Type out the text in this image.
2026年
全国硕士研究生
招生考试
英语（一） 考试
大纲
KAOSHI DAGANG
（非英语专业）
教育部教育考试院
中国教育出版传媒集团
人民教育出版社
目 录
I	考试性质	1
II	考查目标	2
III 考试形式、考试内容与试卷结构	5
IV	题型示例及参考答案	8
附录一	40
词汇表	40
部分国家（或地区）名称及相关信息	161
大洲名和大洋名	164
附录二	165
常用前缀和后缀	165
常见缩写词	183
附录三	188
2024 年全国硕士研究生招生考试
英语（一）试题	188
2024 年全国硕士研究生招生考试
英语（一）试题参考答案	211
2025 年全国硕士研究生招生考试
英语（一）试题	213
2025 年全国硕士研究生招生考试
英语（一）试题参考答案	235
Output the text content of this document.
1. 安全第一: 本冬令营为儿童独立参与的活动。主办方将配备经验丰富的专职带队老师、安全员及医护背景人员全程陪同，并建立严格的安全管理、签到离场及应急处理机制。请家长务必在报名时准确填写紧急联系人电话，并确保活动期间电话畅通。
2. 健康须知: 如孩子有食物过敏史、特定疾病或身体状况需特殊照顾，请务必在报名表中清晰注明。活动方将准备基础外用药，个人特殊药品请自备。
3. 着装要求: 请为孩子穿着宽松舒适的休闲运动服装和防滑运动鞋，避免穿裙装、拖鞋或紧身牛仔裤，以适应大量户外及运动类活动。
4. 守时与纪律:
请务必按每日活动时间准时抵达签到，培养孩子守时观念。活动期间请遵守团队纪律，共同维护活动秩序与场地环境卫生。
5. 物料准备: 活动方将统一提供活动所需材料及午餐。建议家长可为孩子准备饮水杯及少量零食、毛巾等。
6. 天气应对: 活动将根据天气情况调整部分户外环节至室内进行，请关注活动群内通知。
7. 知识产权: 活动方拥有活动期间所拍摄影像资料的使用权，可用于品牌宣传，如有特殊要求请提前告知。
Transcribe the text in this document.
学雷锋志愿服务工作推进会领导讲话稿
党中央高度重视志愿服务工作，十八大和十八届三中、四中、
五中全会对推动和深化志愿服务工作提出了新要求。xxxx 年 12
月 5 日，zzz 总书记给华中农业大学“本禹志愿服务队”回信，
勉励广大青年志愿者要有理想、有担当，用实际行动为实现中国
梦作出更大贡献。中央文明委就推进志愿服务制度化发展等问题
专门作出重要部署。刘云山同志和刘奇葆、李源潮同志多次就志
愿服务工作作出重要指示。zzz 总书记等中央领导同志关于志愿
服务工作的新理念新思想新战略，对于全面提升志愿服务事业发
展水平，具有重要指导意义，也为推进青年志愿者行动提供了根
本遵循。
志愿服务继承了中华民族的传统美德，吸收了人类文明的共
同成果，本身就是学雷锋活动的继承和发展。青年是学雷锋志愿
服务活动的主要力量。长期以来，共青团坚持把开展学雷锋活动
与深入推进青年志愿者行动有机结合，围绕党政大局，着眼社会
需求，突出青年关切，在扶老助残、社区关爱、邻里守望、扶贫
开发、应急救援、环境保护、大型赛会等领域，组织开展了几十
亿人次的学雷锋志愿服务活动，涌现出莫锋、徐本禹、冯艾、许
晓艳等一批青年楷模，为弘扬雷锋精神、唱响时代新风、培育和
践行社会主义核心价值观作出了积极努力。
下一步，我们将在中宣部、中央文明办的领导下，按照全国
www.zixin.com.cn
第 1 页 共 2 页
=======
**PROMPT**
Read the entries and pick out all lines that include the word "this".

**COMPLETE ANSWER**
Type out the text in this image.
Output the text content of this document.
Transcribe the text in this document.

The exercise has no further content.